• [WORK REQUIRED] Copy each line below in which the word "hispanic" occurs.

• [DATA]
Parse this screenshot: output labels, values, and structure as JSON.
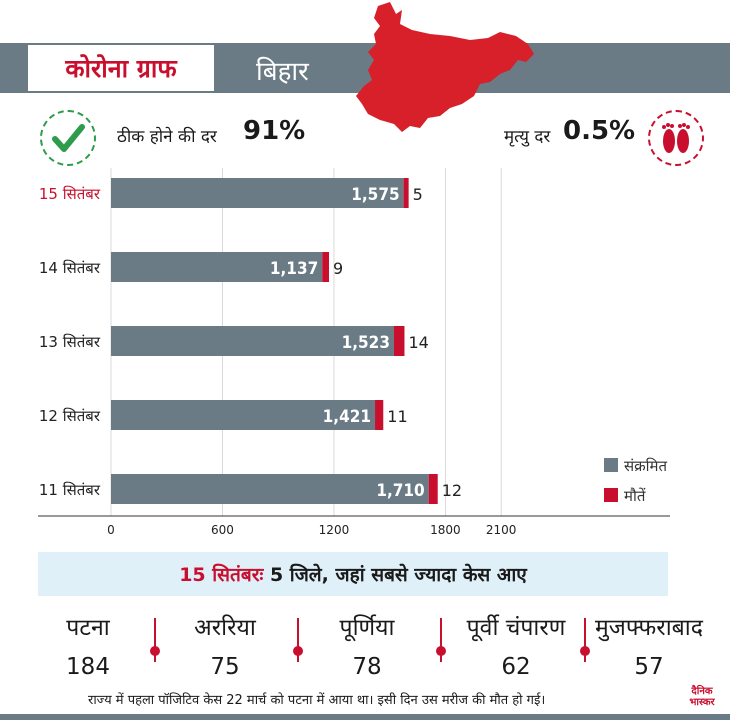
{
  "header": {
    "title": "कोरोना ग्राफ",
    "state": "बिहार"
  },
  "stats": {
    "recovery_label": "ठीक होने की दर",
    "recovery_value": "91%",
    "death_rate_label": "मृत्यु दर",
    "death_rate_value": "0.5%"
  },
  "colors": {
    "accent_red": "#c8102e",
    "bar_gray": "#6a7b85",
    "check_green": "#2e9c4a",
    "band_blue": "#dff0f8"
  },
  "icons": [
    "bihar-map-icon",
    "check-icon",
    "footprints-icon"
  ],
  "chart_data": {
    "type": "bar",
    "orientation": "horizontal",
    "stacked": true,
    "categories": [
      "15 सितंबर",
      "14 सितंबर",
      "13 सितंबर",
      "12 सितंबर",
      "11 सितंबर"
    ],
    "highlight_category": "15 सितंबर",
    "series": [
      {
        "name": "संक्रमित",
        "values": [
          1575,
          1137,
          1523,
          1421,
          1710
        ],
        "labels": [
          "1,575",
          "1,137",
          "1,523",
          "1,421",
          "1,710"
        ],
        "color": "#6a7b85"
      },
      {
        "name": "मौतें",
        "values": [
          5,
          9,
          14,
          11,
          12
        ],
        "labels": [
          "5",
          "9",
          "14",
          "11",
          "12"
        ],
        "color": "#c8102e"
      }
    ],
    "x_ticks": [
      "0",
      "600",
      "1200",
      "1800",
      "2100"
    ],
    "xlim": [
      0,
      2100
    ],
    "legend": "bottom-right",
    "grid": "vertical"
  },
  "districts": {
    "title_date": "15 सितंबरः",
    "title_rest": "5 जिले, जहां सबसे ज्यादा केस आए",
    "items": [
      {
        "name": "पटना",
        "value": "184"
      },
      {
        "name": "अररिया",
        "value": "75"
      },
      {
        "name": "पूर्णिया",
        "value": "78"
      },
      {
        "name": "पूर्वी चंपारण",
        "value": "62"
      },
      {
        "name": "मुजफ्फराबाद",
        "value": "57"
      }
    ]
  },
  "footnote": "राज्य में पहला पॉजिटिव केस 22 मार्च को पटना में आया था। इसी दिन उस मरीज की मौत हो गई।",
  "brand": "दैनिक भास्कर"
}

--

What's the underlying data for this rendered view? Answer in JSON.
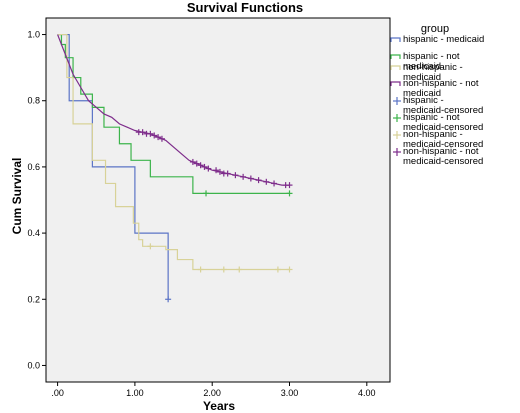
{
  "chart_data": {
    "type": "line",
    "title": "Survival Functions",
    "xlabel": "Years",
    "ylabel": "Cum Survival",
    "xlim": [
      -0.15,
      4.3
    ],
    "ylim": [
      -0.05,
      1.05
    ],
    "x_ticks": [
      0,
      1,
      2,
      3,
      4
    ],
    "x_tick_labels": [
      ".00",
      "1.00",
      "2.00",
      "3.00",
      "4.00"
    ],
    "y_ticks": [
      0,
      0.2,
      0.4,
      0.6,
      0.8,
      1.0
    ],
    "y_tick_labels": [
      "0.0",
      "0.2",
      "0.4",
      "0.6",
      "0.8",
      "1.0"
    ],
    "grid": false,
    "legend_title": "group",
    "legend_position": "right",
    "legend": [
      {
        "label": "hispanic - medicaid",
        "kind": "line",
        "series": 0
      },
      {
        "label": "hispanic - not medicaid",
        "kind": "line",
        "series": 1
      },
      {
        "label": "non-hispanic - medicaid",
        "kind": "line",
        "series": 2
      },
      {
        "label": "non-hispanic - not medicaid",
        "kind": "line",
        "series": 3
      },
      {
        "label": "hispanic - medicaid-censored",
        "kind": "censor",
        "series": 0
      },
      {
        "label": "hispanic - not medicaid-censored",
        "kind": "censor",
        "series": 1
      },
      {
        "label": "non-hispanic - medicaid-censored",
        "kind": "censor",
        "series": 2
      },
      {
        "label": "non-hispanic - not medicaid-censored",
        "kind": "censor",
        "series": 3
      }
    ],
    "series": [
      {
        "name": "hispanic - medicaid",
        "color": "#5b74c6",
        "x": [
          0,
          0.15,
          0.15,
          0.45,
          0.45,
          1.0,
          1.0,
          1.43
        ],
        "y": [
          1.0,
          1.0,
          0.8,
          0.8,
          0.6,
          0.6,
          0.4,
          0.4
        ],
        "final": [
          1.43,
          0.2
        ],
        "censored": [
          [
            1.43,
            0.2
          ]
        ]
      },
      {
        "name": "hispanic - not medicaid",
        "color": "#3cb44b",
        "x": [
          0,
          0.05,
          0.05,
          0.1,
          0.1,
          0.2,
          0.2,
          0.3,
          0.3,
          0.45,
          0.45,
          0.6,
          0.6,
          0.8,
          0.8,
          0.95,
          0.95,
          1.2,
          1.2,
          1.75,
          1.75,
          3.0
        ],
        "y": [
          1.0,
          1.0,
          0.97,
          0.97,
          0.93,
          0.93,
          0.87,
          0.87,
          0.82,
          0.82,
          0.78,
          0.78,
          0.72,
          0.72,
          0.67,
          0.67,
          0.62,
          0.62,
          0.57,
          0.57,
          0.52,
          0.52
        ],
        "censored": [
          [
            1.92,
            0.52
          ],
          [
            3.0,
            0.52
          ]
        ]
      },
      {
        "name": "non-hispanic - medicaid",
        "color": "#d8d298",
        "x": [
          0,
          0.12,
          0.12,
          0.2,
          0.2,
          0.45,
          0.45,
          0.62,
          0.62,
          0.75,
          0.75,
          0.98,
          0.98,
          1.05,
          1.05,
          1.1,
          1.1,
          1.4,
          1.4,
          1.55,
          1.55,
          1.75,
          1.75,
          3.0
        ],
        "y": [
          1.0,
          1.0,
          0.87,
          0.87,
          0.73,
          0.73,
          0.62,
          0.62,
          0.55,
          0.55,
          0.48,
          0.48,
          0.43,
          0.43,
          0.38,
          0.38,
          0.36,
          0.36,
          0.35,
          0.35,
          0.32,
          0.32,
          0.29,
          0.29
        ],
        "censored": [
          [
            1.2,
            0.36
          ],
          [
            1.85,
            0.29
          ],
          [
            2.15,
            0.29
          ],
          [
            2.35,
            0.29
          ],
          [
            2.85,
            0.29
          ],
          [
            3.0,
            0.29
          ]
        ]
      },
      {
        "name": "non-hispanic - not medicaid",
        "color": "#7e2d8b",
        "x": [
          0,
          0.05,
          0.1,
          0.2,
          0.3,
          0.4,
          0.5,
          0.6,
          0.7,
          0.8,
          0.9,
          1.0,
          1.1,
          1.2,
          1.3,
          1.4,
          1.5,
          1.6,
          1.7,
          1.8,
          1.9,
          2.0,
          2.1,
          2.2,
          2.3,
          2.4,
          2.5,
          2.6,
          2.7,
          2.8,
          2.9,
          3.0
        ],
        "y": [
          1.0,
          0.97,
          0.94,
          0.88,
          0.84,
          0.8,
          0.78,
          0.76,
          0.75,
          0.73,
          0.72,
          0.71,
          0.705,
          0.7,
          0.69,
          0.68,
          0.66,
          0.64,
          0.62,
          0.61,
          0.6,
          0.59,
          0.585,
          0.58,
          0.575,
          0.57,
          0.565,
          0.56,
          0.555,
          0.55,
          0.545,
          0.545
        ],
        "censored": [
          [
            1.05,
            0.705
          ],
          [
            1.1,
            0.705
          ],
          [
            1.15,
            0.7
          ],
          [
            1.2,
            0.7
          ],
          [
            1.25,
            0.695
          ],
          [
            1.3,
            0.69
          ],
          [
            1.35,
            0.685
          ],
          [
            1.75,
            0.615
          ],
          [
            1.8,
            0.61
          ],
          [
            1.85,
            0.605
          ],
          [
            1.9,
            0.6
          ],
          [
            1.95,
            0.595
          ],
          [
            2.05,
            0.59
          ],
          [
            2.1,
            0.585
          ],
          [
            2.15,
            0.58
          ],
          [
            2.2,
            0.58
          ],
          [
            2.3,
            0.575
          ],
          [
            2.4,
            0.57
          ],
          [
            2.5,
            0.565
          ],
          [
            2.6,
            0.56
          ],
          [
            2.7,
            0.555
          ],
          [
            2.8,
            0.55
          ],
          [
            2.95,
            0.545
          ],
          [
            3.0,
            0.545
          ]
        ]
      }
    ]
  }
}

==

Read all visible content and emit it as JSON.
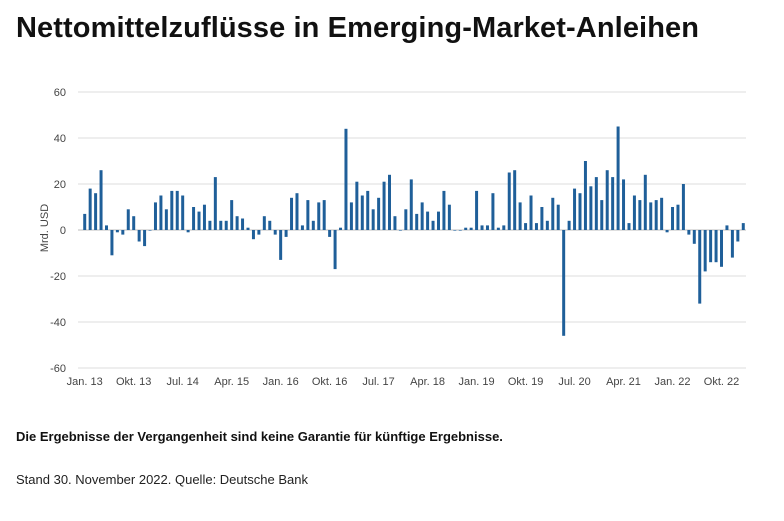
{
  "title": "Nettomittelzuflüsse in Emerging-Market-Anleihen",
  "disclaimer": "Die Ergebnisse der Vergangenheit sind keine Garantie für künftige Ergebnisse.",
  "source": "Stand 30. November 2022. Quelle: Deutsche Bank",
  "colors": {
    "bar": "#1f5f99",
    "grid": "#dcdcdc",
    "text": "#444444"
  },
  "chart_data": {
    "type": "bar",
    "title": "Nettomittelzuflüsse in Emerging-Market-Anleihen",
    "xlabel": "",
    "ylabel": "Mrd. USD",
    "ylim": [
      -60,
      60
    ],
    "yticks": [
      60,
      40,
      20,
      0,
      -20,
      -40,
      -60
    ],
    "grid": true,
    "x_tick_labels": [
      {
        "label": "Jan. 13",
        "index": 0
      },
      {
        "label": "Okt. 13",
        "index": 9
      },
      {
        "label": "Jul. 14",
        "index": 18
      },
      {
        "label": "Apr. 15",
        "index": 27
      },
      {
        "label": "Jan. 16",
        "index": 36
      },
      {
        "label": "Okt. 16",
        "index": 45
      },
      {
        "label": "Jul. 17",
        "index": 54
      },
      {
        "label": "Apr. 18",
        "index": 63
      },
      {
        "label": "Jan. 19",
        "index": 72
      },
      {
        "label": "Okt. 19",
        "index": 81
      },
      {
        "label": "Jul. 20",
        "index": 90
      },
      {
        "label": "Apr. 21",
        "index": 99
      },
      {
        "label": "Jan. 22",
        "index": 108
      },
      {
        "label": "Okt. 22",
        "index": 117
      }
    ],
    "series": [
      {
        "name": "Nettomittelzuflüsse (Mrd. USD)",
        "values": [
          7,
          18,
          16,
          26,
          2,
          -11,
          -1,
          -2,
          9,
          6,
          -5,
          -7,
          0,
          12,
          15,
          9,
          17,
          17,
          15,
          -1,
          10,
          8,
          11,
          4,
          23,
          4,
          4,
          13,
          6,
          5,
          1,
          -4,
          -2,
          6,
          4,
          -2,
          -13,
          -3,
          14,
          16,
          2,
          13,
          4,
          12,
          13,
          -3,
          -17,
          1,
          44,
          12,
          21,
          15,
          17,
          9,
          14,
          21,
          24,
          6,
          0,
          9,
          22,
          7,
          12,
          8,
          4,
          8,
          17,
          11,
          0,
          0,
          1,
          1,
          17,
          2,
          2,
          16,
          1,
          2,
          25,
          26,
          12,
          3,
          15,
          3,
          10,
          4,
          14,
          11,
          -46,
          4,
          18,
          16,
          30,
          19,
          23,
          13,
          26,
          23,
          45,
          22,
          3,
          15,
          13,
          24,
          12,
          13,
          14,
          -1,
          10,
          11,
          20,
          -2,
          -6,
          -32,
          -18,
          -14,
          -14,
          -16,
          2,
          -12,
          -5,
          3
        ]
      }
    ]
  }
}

• [WRITTEN RESPONSE]
        "label": "hispanic - medicaid",
        "label": "hispanic - not medicaid",
        "label": "non-hispanic - medicaid",
        "label": "non-hispanic - not medicaid",
        "label": "hispanic - medicaid-censored",
        "label": "hispanic - not medicaid-censored",
        "label": "non-hispanic - medicaid-censored",
        "label": "non-hispanic - not medicaid-censored",
        "name": "hispanic - medicaid",
        "name": "hispanic - not medicaid",
        "name": "non-hispanic - medicaid",
        "name": "non-hispanic - not medicaid",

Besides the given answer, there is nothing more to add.